■ Problem to solve ■
Wherever a line in the data below holds "name", copy that line.

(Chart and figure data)
::::

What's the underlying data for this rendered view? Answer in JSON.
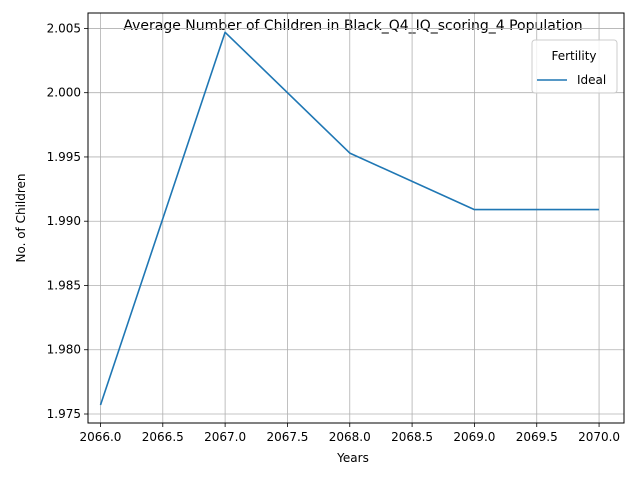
{
  "chart_data": {
    "type": "line",
    "title": "Average Number of Children in Black_Q4_IQ_scoring_4 Population",
    "xlabel": "Years",
    "ylabel": "No. of Children",
    "x": [
      2066,
      2067,
      2068,
      2069,
      2070
    ],
    "series": [
      {
        "name": "Ideal",
        "values": [
          1.9757,
          2.0047,
          1.9953,
          1.9909,
          1.9909
        ],
        "color": "#1f77b4"
      }
    ],
    "xlim": [
      2065.9,
      2070.2
    ],
    "ylim": [
      1.9743,
      2.0062
    ],
    "xticks": [
      "2066.0",
      "2066.5",
      "2067.0",
      "2067.5",
      "2068.0",
      "2068.5",
      "2069.0",
      "2069.5",
      "2070.0"
    ],
    "yticks": [
      "1.975",
      "1.980",
      "1.985",
      "1.990",
      "1.995",
      "2.000",
      "2.005"
    ],
    "grid": true,
    "legend": {
      "title": "Fertility",
      "position": "top-right"
    }
  }
}
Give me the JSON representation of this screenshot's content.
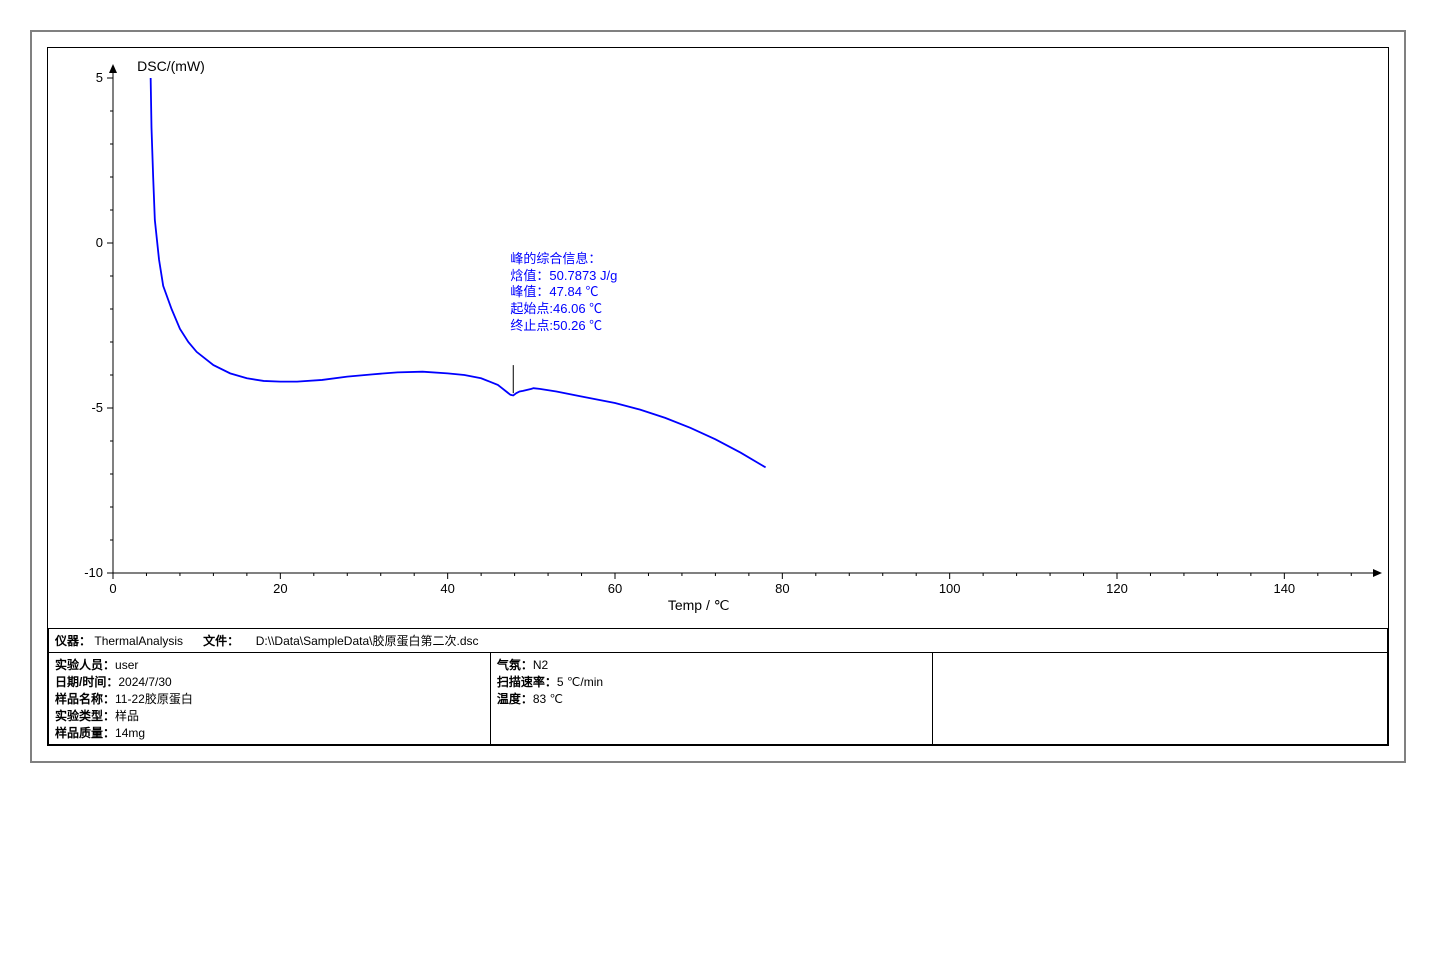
{
  "chart": {
    "type": "line",
    "y_axis_label": "DSC/(mW)",
    "x_axis_label": "Temp / ℃",
    "x_ticks": [
      0,
      20,
      40,
      60,
      80,
      100,
      120,
      140
    ],
    "y_ticks": [
      -10,
      -5,
      0,
      5
    ],
    "xlim": [
      0,
      150
    ],
    "ylim": [
      -10,
      5
    ],
    "line_color": "#0000ff",
    "axis_color": "#000000",
    "background_color": "#ffffff",
    "line_width": 1.8,
    "data": [
      [
        4.5,
        5.0
      ],
      [
        4.6,
        3.5
      ],
      [
        4.8,
        2.0
      ],
      [
        5.0,
        0.7
      ],
      [
        5.5,
        -0.5
      ],
      [
        6.0,
        -1.3
      ],
      [
        7.0,
        -2.0
      ],
      [
        8.0,
        -2.6
      ],
      [
        9.0,
        -3.0
      ],
      [
        10.0,
        -3.3
      ],
      [
        12.0,
        -3.7
      ],
      [
        14.0,
        -3.95
      ],
      [
        16.0,
        -4.1
      ],
      [
        18.0,
        -4.18
      ],
      [
        20.0,
        -4.2
      ],
      [
        22.0,
        -4.2
      ],
      [
        25.0,
        -4.15
      ],
      [
        28.0,
        -4.05
      ],
      [
        31.0,
        -3.98
      ],
      [
        34.0,
        -3.92
      ],
      [
        37.0,
        -3.9
      ],
      [
        40.0,
        -3.95
      ],
      [
        42.0,
        -4.0
      ],
      [
        44.0,
        -4.1
      ],
      [
        45.0,
        -4.2
      ],
      [
        46.0,
        -4.3
      ],
      [
        46.5,
        -4.4
      ],
      [
        47.0,
        -4.5
      ],
      [
        47.5,
        -4.6
      ],
      [
        47.84,
        -4.62
      ],
      [
        48.2,
        -4.55
      ],
      [
        48.6,
        -4.5
      ],
      [
        49.0,
        -4.48
      ],
      [
        49.5,
        -4.45
      ],
      [
        50.0,
        -4.42
      ],
      [
        50.26,
        -4.4
      ],
      [
        51.0,
        -4.42
      ],
      [
        53.0,
        -4.5
      ],
      [
        56.0,
        -4.65
      ],
      [
        60.0,
        -4.85
      ],
      [
        63.0,
        -5.05
      ],
      [
        66.0,
        -5.3
      ],
      [
        69.0,
        -5.6
      ],
      [
        72.0,
        -5.95
      ],
      [
        75.0,
        -6.35
      ],
      [
        78.0,
        -6.8
      ]
    ],
    "annotation": {
      "title": "峰的综合信息：",
      "lines": [
        {
          "label": "焓值：",
          "value": "50.7873 J/g"
        },
        {
          "label": "峰值：",
          "value": "47.84 ℃"
        },
        {
          "label": "起始点:",
          "value": "46.06 ℃"
        },
        {
          "label": "终止点:",
          "value": "50.26 ℃"
        }
      ],
      "pointer_from": [
        47.84,
        -3.7
      ],
      "pointer_to": [
        47.84,
        -4.55
      ],
      "text_pos_temp": 47.5,
      "text_pos_dsc": -1.9
    }
  },
  "info": {
    "header": {
      "instrument_label": "仪器：",
      "instrument_value": "ThermalAnalysis",
      "file_label": "文件：",
      "file_value": "D:\\\\Data\\SampleData\\胶原蛋白第二次.dsc"
    },
    "col1": [
      {
        "label": "实验人员：",
        "value": "user"
      },
      {
        "label": "日期/时间：",
        "value": "2024/7/30"
      },
      {
        "label": "样品名称：",
        "value": "11-22胶原蛋白"
      },
      {
        "label": "实验类型：",
        "value": "样品"
      },
      {
        "label": "样品质量：",
        "value": "14mg"
      }
    ],
    "col2": [
      {
        "label": "气氛：",
        "value": "N2"
      },
      {
        "label": "扫描速率：",
        "value": "5 ℃/min"
      },
      {
        "label": "温度：",
        "value": "83 ℃"
      }
    ]
  }
}
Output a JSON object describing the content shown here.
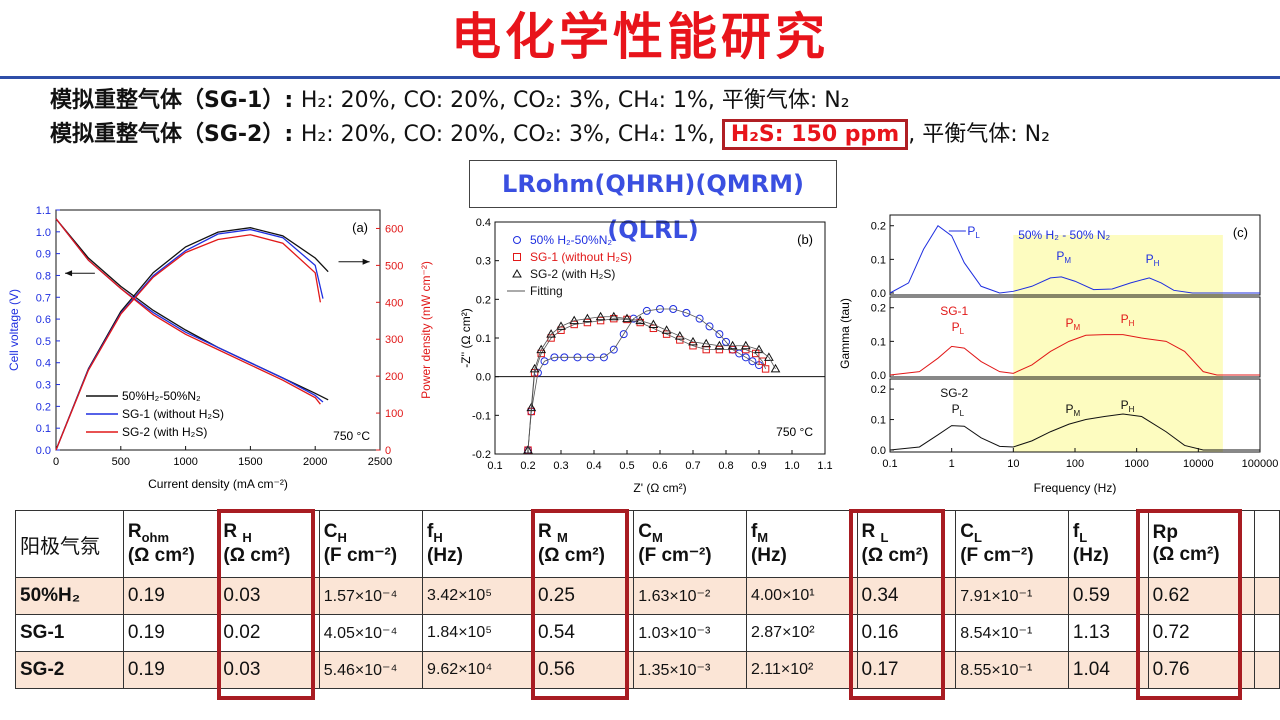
{
  "title": "电化学性能研究",
  "gas_lines": [
    {
      "label": "模拟重整气体（",
      "id": "SG-1",
      "close": "）: ",
      "text": "H₂: 20%, CO: 20%, CO₂: 3%, CH₄: 1%, 平衡气体: N₂",
      "highlight": ""
    },
    {
      "label": "模拟重整气体（",
      "id": "SG-2",
      "close": "）: ",
      "text": "H₂: 20%, CO: 20%, CO₂: 3%, CH₄: 1%,",
      "highlight": "H₂S: 150 ppm",
      "tail": ", 平衡气体: N₂"
    }
  ],
  "formula": "LRohm(QHRH)(QMRM)(QLRL)",
  "colors": {
    "blue": "#1f2fe0",
    "red": "#e11818",
    "black": "#111111",
    "accent": "#a81c22",
    "rule": "#2f4ea8"
  },
  "chart_data": [
    {
      "panel": "(a)",
      "type": "line",
      "xlabel": "Current density (mA cm⁻²)",
      "ylabel": "Cell voltage (V)",
      "y2label": "Power density (mW cm⁻²)",
      "xlim": [
        0,
        2500
      ],
      "ylim": [
        0.0,
        1.1
      ],
      "y2lim": [
        0,
        650
      ],
      "xticks": [
        0,
        500,
        1000,
        1500,
        2000,
        2500
      ],
      "yticks": [
        0.0,
        0.1,
        0.2,
        0.3,
        0.4,
        0.5,
        0.6,
        0.7,
        0.8,
        0.9,
        1.0,
        1.1
      ],
      "y2ticks": [
        0,
        100,
        200,
        300,
        400,
        500,
        600
      ],
      "annotation": "750 °C",
      "series": [
        {
          "name": "50%H₂-50%N₂",
          "color": "#111111",
          "voltage": {
            "x": [
              0,
              250,
              500,
              750,
              1000,
              1250,
              1500,
              1750,
              2000,
              2100
            ],
            "y": [
              1.06,
              0.88,
              0.75,
              0.64,
              0.55,
              0.47,
              0.4,
              0.33,
              0.26,
              0.23
            ]
          },
          "power": {
            "x": [
              0,
              250,
              500,
              750,
              1000,
              1250,
              1500,
              1750,
              2000,
              2100
            ],
            "y": [
              0,
              220,
              375,
              480,
              550,
              590,
              602,
              580,
              520,
              483
            ]
          }
        },
        {
          "name": "SG-1 (without H₂S)",
          "color": "#1f2fe0",
          "voltage": {
            "x": [
              0,
              250,
              500,
              750,
              1000,
              1250,
              1500,
              1750,
              2000,
              2060
            ],
            "y": [
              1.06,
              0.87,
              0.74,
              0.63,
              0.54,
              0.47,
              0.4,
              0.33,
              0.25,
              0.22
            ]
          },
          "power": {
            "x": [
              0,
              250,
              500,
              750,
              1000,
              1250,
              1500,
              1750,
              2000,
              2060
            ],
            "y": [
              0,
              218,
              370,
              472,
              540,
              585,
              597,
              575,
              500,
              410
            ]
          }
        },
        {
          "name": "SG-2 (with H₂S)",
          "color": "#e11818",
          "voltage": {
            "x": [
              0,
              250,
              500,
              750,
              1000,
              1250,
              1500,
              1750,
              2000,
              2040
            ],
            "y": [
              1.06,
              0.87,
              0.74,
              0.62,
              0.53,
              0.46,
              0.39,
              0.32,
              0.24,
              0.21
            ]
          },
          "power": {
            "x": [
              0,
              250,
              500,
              750,
              1000,
              1250,
              1500,
              1750,
              2000,
              2040
            ],
            "y": [
              0,
              216,
              368,
              468,
              535,
              570,
              583,
              560,
              480,
              400
            ]
          }
        }
      ]
    },
    {
      "panel": "(b)",
      "type": "scatter",
      "xlabel": "Z' (Ω cm²)",
      "ylabel": "-Z'' (Ω cm²)",
      "xlim": [
        0.1,
        1.1
      ],
      "ylim": [
        -0.2,
        0.4
      ],
      "xticks": [
        0.1,
        0.2,
        0.3,
        0.4,
        0.5,
        0.6,
        0.7,
        0.8,
        0.9,
        1.0,
        1.1
      ],
      "yticks": [
        -0.2,
        -0.1,
        0.0,
        0.1,
        0.2,
        0.3,
        0.4
      ],
      "annotation": "750 °C",
      "series": [
        {
          "name": "50% H₂-50%N₂",
          "marker": "circle",
          "color": "#1f2fe0",
          "x": [
            0.2,
            0.21,
            0.23,
            0.25,
            0.28,
            0.31,
            0.35,
            0.39,
            0.43,
            0.46,
            0.49,
            0.52,
            0.56,
            0.6,
            0.64,
            0.68,
            0.72,
            0.75,
            0.78,
            0.8,
            0.82,
            0.84,
            0.86,
            0.88,
            0.9
          ],
          "y": [
            -0.19,
            -0.09,
            0.01,
            0.04,
            0.05,
            0.05,
            0.05,
            0.05,
            0.05,
            0.07,
            0.11,
            0.15,
            0.17,
            0.175,
            0.175,
            0.165,
            0.15,
            0.13,
            0.11,
            0.09,
            0.07,
            0.06,
            0.05,
            0.04,
            0.03
          ]
        },
        {
          "name": "SG-1 (without H₂S)",
          "marker": "square",
          "color": "#e11818",
          "x": [
            0.2,
            0.21,
            0.22,
            0.24,
            0.27,
            0.3,
            0.34,
            0.38,
            0.42,
            0.46,
            0.5,
            0.54,
            0.58,
            0.62,
            0.66,
            0.7,
            0.74,
            0.78,
            0.82,
            0.86,
            0.89,
            0.91,
            0.92
          ],
          "y": [
            -0.19,
            -0.09,
            0.01,
            0.06,
            0.1,
            0.12,
            0.135,
            0.14,
            0.145,
            0.15,
            0.148,
            0.14,
            0.125,
            0.11,
            0.095,
            0.08,
            0.07,
            0.07,
            0.07,
            0.07,
            0.06,
            0.04,
            0.02
          ]
        },
        {
          "name": "SG-2 (with H₂S)",
          "marker": "triangle",
          "color": "#111111",
          "x": [
            0.2,
            0.21,
            0.22,
            0.24,
            0.27,
            0.3,
            0.34,
            0.38,
            0.42,
            0.46,
            0.5,
            0.54,
            0.58,
            0.62,
            0.66,
            0.7,
            0.74,
            0.78,
            0.82,
            0.86,
            0.9,
            0.93,
            0.95
          ],
          "y": [
            -0.19,
            -0.08,
            0.02,
            0.07,
            0.11,
            0.13,
            0.145,
            0.15,
            0.155,
            0.155,
            0.15,
            0.145,
            0.135,
            0.12,
            0.105,
            0.09,
            0.085,
            0.08,
            0.08,
            0.08,
            0.07,
            0.05,
            0.02
          ]
        },
        {
          "name": "Fitting",
          "marker": "line",
          "color": "#555555"
        }
      ]
    },
    {
      "panel": "(c)",
      "type": "line",
      "xscale": "log",
      "xlabel": "Frequency (Hz)",
      "ylabel": "Gamma (tau)",
      "xlim": [
        0.1,
        100000
      ],
      "xticks": [
        "0.1",
        "1",
        "10",
        "100",
        "1000",
        "10000",
        "100000"
      ],
      "yticks": [
        "0.0",
        "0.1",
        "0.2"
      ],
      "shaded_range": [
        10,
        25000
      ],
      "subplots": [
        {
          "name": "50% H₂ - 50% N₂",
          "color": "#1f2fe0",
          "ylim": [
            0,
            0.22
          ],
          "x": [
            0.1,
            0.2,
            0.35,
            0.6,
            1.0,
            1.6,
            3,
            6,
            10,
            20,
            40,
            60,
            100,
            200,
            400,
            800,
            1600,
            2500,
            4000,
            8000,
            20000,
            100000
          ],
          "y": [
            0.0,
            0.03,
            0.13,
            0.2,
            0.17,
            0.09,
            0.02,
            0.0,
            0.005,
            0.02,
            0.045,
            0.048,
            0.035,
            0.01,
            0.012,
            0.03,
            0.045,
            0.03,
            0.008,
            0.0,
            0.0,
            0.0
          ],
          "peaks": [
            "P_L",
            "P_M",
            "P_H"
          ]
        },
        {
          "name": "SG-1",
          "color": "#e11818",
          "ylim": [
            0,
            0.22
          ],
          "x": [
            0.1,
            0.3,
            0.6,
            1.0,
            1.6,
            3,
            6,
            10,
            20,
            40,
            80,
            150,
            300,
            600,
            1200,
            3000,
            6000,
            12000,
            20000,
            100000
          ],
          "y": [
            0.0,
            0.01,
            0.05,
            0.085,
            0.08,
            0.04,
            0.01,
            0.005,
            0.03,
            0.07,
            0.1,
            0.118,
            0.12,
            0.12,
            0.11,
            0.1,
            0.07,
            0.01,
            0.0,
            0.0
          ],
          "peaks": [
            "SG-1 P_L",
            "P_M",
            "P_H"
          ]
        },
        {
          "name": "SG-2",
          "color": "#111111",
          "ylim": [
            0,
            0.22
          ],
          "x": [
            0.1,
            0.3,
            0.6,
            1.0,
            1.6,
            3,
            6,
            10,
            20,
            40,
            80,
            150,
            300,
            600,
            1200,
            3000,
            6000,
            12000,
            20000,
            100000
          ],
          "y": [
            0.0,
            0.01,
            0.05,
            0.08,
            0.078,
            0.04,
            0.012,
            0.01,
            0.03,
            0.06,
            0.085,
            0.1,
            0.11,
            0.118,
            0.11,
            0.06,
            0.015,
            0.0,
            0.0,
            0.0
          ],
          "peaks": [
            "SG-2 P_L",
            "P_M",
            "P_H"
          ]
        }
      ]
    }
  ],
  "table": {
    "headers": [
      {
        "main": "阳极气氛",
        "sub": ""
      },
      {
        "main": "R",
        "sub": "ohm",
        "unit": "(Ω cm²)"
      },
      {
        "main": "R ",
        "sub": "H",
        "unit": "(Ω cm²)"
      },
      {
        "main": "C",
        "sub": "H",
        "unit": "(F cm⁻²)"
      },
      {
        "main": "f",
        "sub": "H",
        "unit": "(Hz)"
      },
      {
        "main": "R ",
        "sub": "M",
        "unit": "(Ω cm²)"
      },
      {
        "main": "C",
        "sub": "M",
        "unit": "(F cm⁻²)"
      },
      {
        "main": "f",
        "sub": "M",
        "unit": "(Hz)"
      },
      {
        "main": "R ",
        "sub": "L",
        "unit": "(Ω cm²)"
      },
      {
        "main": "C",
        "sub": "L",
        "unit": "(F cm⁻²)"
      },
      {
        "main": "f",
        "sub": "L",
        "unit": "(Hz)"
      },
      {
        "main": "Rp",
        "sub": "",
        "unit": "(Ω cm²)"
      },
      {
        "main": "",
        "sub": ""
      }
    ],
    "rows": [
      [
        "50%H₂",
        "0.19",
        "0.03",
        "1.57×10⁻⁴",
        "3.42×10⁵",
        "0.25",
        "1.63×10⁻²",
        "4.00×10¹",
        "0.34",
        "7.91×10⁻¹",
        "0.59",
        "0.62",
        ""
      ],
      [
        "SG-1",
        "0.19",
        "0.02",
        "4.05×10⁻⁴",
        "1.84×10⁵",
        "0.54",
        "1.03×10⁻³",
        "2.87×10²",
        "0.16",
        "8.54×10⁻¹",
        "1.13",
        "0.72",
        ""
      ],
      [
        "SG-2",
        "0.19",
        "0.03",
        "5.46×10⁻⁴",
        "9.62×10⁴",
        "0.56",
        "1.35×10⁻³",
        "2.11×10²",
        "0.17",
        "8.55×10⁻¹",
        "1.04",
        "0.76",
        ""
      ]
    ]
  }
}
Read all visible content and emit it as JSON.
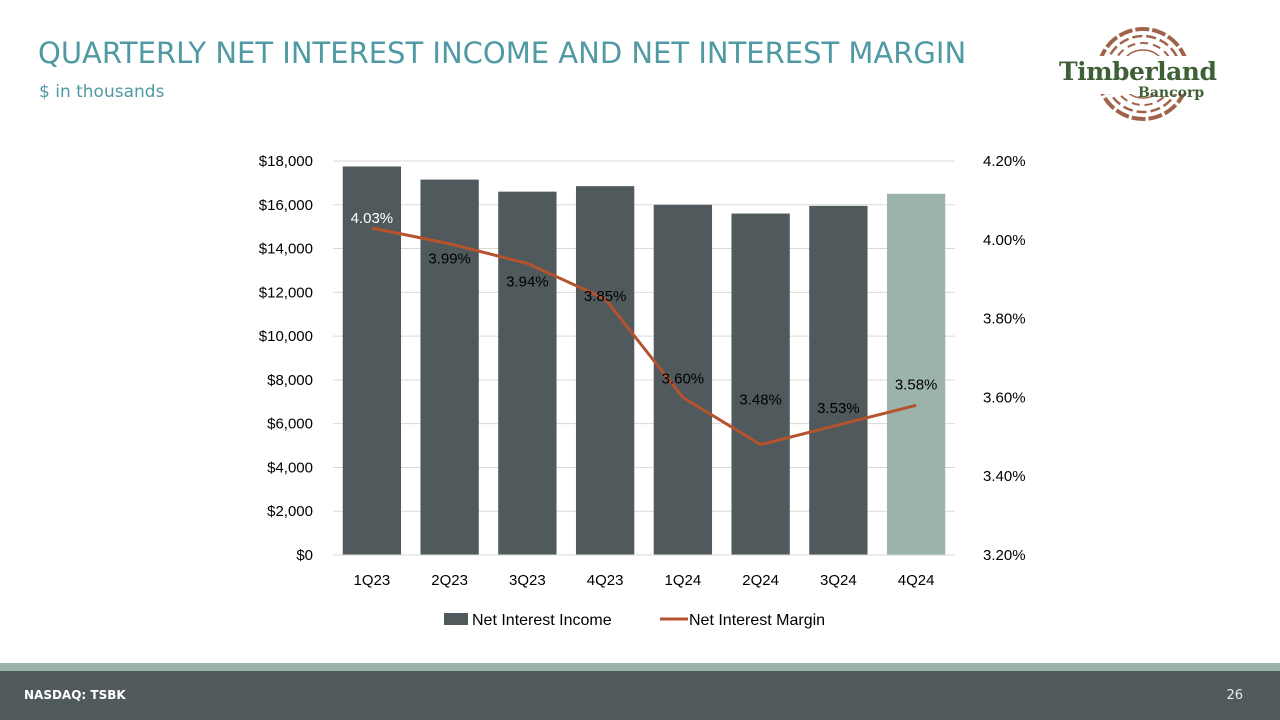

::::

■ Answer to this exercise ■
        "name": "Ideal",
          "name": "50%H₂-50%N₂",
          "name": "SG-1 (without H₂S)",
          "name": "SG-2 (with H₂S)",
          "name": "50% H₂-50%N₂",
          "name": "SG-1 (without H₂S)",
          "name": "SG-2 (with H₂S)",
          "name": "Fitting",
          "name": "50% H₂ - 50% N₂",
          "name": "SG-1",
          "name": "SG-2",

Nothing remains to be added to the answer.